Task statement: Gather up the lines with the word "Oberaltenallee" in them.

Data lines:
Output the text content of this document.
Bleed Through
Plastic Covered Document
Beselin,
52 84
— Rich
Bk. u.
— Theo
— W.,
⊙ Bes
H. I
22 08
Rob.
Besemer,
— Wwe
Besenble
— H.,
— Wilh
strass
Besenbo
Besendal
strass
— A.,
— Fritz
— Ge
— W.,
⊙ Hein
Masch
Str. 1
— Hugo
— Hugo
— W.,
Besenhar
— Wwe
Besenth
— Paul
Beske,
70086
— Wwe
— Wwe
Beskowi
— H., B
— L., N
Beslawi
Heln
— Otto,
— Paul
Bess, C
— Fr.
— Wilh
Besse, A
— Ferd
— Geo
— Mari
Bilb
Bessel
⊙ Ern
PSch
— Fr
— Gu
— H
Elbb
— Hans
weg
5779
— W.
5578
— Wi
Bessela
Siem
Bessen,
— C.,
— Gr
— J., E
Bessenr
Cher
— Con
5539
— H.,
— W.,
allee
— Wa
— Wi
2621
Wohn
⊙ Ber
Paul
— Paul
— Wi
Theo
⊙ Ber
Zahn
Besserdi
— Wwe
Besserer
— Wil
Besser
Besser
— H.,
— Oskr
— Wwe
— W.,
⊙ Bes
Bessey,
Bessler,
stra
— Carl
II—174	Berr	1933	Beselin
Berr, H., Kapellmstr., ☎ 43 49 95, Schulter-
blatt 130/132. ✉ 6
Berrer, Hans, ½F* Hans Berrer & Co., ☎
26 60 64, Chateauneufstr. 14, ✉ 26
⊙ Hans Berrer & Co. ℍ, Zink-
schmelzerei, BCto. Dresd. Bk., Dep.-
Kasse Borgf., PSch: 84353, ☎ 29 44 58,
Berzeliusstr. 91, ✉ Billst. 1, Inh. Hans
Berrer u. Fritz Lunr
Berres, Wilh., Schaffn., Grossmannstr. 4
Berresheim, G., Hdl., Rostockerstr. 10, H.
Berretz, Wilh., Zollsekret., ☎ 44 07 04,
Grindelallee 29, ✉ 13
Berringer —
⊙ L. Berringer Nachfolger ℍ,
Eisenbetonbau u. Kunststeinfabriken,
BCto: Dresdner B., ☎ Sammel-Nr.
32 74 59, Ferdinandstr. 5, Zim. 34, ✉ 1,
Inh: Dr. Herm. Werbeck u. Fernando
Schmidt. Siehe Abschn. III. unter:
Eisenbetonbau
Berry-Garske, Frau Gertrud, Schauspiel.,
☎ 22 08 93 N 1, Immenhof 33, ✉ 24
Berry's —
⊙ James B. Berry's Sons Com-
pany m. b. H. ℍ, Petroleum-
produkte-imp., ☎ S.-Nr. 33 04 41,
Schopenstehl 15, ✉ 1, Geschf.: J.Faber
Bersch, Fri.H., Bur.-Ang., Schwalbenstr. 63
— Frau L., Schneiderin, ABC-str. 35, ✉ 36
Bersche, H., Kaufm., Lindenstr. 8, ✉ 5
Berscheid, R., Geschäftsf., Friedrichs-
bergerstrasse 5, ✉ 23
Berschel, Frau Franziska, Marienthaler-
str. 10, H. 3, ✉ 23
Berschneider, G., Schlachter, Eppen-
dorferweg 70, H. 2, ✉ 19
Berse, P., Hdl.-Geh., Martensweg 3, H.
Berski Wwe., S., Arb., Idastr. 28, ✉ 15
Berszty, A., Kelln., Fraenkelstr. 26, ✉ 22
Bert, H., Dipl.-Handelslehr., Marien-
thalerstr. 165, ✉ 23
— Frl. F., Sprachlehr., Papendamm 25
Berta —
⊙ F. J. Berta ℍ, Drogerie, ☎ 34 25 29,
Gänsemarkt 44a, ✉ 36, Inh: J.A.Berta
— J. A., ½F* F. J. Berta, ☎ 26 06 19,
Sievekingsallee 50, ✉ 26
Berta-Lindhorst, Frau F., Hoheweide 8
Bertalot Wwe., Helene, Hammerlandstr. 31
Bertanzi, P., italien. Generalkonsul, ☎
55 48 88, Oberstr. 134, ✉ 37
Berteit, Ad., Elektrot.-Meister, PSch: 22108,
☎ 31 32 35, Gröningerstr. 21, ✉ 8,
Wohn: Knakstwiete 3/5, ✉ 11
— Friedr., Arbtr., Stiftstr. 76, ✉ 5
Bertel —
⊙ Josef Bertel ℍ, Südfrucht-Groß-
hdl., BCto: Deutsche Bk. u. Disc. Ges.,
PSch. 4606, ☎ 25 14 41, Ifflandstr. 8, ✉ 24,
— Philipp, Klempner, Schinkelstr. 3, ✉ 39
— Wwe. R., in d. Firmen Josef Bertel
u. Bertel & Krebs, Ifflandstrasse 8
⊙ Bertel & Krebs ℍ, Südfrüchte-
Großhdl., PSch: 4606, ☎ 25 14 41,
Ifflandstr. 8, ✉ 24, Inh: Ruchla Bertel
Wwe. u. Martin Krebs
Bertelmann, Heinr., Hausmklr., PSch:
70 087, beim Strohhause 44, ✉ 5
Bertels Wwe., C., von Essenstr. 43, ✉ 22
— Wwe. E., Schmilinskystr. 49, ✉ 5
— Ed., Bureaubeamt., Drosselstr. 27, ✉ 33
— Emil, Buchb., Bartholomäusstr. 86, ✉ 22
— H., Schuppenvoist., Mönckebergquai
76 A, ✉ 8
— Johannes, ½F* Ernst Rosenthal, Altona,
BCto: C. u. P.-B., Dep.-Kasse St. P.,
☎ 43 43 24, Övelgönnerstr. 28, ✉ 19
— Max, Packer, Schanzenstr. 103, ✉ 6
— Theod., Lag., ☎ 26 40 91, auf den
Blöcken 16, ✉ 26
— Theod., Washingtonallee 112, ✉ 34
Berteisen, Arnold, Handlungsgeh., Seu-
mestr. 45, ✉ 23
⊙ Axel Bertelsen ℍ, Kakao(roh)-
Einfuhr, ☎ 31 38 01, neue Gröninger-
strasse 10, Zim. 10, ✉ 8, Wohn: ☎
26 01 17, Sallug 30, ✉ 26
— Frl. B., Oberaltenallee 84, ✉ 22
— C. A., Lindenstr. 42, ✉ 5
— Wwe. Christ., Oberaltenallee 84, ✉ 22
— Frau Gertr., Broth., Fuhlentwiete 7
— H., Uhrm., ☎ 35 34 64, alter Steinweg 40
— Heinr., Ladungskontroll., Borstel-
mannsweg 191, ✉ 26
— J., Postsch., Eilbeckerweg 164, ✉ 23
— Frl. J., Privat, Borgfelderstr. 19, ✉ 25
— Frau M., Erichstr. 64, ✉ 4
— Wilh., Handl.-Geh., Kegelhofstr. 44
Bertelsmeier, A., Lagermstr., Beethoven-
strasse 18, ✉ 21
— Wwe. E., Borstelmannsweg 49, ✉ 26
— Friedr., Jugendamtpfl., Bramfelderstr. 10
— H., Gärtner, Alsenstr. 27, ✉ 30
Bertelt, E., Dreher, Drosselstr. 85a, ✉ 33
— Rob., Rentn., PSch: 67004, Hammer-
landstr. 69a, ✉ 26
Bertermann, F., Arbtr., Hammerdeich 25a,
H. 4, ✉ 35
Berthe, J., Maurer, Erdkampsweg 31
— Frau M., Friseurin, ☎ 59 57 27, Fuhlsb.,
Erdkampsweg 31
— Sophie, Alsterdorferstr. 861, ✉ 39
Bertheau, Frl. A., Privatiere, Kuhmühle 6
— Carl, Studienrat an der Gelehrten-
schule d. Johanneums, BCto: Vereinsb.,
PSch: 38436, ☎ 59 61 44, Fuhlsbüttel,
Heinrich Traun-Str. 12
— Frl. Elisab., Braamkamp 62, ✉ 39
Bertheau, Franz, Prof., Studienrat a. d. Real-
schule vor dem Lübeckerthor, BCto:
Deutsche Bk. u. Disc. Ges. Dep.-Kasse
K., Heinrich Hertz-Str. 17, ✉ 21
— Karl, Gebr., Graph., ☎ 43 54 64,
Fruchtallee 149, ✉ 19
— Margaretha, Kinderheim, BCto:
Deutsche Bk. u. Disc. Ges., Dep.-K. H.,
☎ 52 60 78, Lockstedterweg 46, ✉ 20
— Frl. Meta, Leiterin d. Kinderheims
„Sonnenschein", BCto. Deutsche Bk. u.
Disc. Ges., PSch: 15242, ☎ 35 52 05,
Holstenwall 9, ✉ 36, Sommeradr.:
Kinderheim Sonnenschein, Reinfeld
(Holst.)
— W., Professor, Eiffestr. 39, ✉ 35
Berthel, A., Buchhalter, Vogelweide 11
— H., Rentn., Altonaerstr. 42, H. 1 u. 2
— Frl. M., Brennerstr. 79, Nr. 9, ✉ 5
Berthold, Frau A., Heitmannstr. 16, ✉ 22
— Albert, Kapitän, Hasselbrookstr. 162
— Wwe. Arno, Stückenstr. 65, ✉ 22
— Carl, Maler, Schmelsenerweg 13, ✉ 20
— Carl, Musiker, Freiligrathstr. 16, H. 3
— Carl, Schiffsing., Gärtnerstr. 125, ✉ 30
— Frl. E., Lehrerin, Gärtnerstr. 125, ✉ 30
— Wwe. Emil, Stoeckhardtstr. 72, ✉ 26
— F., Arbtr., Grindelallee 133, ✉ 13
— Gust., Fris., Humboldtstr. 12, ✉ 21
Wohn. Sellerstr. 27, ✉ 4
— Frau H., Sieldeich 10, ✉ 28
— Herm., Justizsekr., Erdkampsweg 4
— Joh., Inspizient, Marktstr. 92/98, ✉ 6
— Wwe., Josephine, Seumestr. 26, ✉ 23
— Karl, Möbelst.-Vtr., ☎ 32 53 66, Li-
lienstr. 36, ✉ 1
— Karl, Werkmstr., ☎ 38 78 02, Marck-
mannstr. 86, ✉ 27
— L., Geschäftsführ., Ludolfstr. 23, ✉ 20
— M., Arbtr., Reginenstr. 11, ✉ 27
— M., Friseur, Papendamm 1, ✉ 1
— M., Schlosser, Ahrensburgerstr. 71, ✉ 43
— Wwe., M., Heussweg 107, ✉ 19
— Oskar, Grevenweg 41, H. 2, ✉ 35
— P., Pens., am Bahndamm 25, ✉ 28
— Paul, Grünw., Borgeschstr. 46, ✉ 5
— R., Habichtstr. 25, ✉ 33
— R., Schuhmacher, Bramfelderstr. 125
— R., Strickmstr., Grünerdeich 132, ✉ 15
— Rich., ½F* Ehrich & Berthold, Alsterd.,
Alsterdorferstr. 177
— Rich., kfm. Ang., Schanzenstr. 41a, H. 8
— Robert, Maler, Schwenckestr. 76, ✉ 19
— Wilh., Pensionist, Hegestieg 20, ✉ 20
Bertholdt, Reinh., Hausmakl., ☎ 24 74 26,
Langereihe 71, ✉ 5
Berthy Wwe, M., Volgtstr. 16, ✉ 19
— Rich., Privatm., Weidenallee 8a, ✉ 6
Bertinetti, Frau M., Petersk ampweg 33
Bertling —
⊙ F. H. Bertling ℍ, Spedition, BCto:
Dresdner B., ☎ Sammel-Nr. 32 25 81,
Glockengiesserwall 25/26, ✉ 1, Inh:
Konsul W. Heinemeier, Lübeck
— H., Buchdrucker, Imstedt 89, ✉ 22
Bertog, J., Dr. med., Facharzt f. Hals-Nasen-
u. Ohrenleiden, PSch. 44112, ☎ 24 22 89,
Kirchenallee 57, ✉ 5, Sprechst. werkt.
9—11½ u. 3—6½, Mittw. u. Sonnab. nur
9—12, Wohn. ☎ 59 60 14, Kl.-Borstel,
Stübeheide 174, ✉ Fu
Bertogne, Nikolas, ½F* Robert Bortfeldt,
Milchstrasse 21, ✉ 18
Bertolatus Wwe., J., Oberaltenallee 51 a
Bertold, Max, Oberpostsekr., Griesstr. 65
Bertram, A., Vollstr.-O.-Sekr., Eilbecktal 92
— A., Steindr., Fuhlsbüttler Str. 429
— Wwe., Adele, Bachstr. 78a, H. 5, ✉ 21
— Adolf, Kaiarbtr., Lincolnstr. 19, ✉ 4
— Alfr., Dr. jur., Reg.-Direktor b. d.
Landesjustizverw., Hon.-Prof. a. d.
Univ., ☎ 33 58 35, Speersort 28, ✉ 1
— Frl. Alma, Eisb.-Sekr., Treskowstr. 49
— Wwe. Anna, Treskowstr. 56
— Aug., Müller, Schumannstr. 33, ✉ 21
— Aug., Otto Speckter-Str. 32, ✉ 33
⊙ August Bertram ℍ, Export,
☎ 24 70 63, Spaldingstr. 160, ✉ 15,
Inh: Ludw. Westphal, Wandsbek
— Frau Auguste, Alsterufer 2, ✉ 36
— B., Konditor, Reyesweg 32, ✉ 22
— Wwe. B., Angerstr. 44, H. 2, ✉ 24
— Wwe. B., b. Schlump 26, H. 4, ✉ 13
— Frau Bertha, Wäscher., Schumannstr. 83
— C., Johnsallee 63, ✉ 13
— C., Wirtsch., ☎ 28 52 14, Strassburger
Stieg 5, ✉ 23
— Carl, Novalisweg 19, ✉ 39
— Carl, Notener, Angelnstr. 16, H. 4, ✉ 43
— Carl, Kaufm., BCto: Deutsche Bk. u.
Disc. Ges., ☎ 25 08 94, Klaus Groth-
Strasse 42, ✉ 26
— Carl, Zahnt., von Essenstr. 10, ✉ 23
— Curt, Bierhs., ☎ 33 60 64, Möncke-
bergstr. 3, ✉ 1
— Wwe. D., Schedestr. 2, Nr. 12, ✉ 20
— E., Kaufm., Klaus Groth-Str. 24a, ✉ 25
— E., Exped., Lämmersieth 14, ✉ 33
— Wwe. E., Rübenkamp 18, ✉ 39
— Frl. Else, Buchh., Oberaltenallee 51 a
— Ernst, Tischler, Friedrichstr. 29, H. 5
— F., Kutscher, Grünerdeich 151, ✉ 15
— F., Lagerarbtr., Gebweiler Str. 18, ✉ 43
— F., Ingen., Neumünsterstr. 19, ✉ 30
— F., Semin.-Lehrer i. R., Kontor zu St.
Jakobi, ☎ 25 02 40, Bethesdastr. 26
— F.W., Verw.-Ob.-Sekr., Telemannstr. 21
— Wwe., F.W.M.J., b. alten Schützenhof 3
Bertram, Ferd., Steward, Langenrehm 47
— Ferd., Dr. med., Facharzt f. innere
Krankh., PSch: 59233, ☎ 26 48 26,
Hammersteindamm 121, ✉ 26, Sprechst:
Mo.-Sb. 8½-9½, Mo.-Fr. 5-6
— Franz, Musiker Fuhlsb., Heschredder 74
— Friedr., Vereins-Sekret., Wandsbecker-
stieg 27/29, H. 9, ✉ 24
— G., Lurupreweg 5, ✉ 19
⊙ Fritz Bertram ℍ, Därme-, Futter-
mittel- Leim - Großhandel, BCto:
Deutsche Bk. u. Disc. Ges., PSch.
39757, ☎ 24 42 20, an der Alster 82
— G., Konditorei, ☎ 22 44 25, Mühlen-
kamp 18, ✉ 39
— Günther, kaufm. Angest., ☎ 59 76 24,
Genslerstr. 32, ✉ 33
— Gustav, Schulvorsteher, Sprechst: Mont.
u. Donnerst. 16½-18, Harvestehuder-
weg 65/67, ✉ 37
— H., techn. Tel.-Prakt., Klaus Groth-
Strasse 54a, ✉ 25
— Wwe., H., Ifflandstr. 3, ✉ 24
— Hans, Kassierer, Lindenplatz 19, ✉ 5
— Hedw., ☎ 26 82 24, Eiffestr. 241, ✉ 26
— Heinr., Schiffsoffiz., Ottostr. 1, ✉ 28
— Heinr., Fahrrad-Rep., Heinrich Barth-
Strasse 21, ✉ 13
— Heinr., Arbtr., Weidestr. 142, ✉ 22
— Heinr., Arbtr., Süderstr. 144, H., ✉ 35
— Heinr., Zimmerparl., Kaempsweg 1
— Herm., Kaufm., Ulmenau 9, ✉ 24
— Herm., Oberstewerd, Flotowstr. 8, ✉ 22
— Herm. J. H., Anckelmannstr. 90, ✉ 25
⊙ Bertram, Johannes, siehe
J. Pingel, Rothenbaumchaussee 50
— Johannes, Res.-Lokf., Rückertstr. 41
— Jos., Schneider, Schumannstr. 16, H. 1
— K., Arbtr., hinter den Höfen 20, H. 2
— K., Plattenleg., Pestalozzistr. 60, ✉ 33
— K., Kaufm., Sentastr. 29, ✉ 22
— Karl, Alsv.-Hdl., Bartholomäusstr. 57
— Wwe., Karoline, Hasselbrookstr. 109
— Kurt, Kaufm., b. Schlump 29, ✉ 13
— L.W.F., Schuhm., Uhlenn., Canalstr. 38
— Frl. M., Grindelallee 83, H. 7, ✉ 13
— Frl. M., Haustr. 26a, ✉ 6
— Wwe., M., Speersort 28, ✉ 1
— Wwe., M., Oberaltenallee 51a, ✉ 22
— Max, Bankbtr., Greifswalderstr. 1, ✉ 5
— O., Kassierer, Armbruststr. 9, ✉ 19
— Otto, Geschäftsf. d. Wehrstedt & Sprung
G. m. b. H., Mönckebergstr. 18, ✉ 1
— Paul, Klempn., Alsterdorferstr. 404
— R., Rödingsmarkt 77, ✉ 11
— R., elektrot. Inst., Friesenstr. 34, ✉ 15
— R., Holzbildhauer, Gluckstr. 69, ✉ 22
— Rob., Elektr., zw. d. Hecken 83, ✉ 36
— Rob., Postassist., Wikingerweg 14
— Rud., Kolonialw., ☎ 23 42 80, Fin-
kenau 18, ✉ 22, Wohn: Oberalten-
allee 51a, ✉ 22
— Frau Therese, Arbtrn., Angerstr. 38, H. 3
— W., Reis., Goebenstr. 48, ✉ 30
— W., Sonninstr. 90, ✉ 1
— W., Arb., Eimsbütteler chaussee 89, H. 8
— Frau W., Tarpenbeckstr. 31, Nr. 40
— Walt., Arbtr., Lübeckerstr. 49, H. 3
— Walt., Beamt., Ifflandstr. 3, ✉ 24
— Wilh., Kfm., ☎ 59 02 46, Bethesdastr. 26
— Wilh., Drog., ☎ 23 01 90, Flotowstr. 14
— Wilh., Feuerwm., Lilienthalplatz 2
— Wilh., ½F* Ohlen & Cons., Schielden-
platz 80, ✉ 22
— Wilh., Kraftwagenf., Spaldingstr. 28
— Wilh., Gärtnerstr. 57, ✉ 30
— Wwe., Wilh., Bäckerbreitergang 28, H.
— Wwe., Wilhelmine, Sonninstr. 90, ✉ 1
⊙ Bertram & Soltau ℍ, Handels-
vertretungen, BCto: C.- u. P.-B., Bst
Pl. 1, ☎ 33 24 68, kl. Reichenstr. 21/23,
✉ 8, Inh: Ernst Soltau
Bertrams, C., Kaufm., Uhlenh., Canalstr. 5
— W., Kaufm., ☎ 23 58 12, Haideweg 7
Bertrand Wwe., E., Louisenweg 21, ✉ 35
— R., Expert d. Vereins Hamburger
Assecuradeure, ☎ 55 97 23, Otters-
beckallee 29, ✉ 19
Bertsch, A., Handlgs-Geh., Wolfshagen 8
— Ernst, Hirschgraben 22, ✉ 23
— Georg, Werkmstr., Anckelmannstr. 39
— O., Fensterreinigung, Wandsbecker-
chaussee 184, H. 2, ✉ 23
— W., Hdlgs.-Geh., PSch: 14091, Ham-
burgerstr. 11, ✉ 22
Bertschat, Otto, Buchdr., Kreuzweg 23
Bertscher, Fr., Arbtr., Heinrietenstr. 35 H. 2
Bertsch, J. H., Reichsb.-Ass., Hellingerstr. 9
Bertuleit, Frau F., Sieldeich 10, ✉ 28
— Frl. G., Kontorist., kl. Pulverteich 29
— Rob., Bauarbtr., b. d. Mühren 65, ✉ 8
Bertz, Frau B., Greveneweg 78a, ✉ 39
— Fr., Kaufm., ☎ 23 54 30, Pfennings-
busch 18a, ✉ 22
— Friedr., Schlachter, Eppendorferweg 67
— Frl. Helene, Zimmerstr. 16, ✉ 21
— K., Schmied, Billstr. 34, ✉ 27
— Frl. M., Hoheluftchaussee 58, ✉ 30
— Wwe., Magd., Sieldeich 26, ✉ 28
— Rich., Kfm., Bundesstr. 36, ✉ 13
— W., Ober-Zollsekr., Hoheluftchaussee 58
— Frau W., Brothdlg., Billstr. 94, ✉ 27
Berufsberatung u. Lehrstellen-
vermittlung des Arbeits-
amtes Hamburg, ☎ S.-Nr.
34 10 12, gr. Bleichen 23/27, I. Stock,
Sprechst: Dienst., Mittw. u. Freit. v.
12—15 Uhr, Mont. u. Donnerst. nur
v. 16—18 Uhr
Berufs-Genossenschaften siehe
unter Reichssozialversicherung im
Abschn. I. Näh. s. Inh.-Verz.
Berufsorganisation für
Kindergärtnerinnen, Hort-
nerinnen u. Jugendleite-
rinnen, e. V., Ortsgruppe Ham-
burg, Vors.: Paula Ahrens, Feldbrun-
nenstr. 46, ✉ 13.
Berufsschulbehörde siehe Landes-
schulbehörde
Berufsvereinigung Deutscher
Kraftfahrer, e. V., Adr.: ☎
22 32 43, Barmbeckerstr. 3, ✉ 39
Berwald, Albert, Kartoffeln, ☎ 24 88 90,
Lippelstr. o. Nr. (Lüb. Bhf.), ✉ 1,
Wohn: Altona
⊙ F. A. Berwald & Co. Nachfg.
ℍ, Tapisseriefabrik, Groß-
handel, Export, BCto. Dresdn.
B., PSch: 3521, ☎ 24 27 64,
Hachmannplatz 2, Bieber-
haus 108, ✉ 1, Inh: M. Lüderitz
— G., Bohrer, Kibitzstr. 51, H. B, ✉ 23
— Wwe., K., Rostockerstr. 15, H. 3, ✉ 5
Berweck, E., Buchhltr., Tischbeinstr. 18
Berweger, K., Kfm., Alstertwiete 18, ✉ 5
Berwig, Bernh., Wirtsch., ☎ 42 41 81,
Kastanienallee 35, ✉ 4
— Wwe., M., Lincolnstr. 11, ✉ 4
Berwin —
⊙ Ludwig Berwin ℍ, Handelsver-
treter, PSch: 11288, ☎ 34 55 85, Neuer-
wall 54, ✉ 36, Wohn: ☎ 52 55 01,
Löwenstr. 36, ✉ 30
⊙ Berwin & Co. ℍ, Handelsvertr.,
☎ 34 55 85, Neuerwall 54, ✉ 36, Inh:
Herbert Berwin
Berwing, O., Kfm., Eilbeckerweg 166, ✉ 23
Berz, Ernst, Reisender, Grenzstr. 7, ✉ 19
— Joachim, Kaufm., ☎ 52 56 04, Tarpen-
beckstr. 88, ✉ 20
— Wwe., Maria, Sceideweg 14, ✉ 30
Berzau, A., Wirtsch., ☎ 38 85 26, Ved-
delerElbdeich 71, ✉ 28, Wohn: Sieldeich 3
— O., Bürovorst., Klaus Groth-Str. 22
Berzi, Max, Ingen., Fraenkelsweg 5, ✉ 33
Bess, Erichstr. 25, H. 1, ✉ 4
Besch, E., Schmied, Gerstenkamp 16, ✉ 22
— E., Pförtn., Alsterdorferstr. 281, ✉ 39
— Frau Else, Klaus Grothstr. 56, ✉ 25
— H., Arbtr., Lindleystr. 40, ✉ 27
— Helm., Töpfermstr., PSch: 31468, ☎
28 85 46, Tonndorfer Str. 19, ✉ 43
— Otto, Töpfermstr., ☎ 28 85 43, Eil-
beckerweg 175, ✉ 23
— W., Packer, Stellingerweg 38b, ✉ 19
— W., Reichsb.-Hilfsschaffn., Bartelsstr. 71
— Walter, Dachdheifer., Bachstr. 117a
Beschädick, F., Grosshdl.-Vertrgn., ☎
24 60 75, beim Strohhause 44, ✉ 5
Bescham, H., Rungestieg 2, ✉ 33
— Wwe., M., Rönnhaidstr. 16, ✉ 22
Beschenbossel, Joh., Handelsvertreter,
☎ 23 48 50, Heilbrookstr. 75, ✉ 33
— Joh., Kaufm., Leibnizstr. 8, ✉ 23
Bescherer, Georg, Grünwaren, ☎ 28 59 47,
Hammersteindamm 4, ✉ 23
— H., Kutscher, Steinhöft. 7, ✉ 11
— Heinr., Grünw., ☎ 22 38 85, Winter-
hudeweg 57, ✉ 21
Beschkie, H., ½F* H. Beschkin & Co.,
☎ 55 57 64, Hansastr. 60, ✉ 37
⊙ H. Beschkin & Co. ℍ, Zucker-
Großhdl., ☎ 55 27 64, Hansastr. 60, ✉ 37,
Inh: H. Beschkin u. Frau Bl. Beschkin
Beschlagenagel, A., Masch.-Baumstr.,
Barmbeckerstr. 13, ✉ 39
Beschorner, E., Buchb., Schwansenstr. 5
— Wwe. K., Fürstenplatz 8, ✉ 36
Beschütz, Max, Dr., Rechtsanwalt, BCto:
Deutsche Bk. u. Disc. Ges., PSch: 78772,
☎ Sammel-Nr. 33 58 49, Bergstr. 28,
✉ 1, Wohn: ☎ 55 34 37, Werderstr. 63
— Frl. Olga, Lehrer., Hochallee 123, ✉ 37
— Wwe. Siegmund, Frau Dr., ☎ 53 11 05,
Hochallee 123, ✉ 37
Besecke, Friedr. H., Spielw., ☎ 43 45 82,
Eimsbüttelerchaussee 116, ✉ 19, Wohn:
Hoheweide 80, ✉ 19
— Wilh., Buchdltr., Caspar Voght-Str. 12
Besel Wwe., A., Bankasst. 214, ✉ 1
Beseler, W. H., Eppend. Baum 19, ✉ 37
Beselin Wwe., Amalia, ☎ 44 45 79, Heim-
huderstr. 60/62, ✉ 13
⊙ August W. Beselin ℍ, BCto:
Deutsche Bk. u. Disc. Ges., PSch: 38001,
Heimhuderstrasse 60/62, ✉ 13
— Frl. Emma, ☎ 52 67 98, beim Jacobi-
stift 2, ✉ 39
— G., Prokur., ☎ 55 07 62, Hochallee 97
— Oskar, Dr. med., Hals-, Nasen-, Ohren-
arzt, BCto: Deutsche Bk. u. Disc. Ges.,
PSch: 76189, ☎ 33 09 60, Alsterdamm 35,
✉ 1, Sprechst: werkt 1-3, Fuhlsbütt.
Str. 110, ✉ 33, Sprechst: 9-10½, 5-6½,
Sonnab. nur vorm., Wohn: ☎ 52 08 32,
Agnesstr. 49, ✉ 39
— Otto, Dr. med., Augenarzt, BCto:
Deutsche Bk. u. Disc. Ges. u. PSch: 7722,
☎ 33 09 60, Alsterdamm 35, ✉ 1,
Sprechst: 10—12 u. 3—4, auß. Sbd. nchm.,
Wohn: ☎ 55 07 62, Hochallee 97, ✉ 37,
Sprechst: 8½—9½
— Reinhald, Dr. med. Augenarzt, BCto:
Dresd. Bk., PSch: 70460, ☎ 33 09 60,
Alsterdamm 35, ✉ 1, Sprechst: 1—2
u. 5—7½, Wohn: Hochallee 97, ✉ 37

Answer below:
— Frl. B., Oberaltenallee 84, ✉ 22
— Wwe. Christ., Oberaltenallee 84, ✉ 22
Bertolatus Wwe., J., Oberaltenallee 51 a
— Frl. Else, Buchh., Oberaltenallee 51 a
— Wwe., M., Oberaltenallee 51a, ✉ 22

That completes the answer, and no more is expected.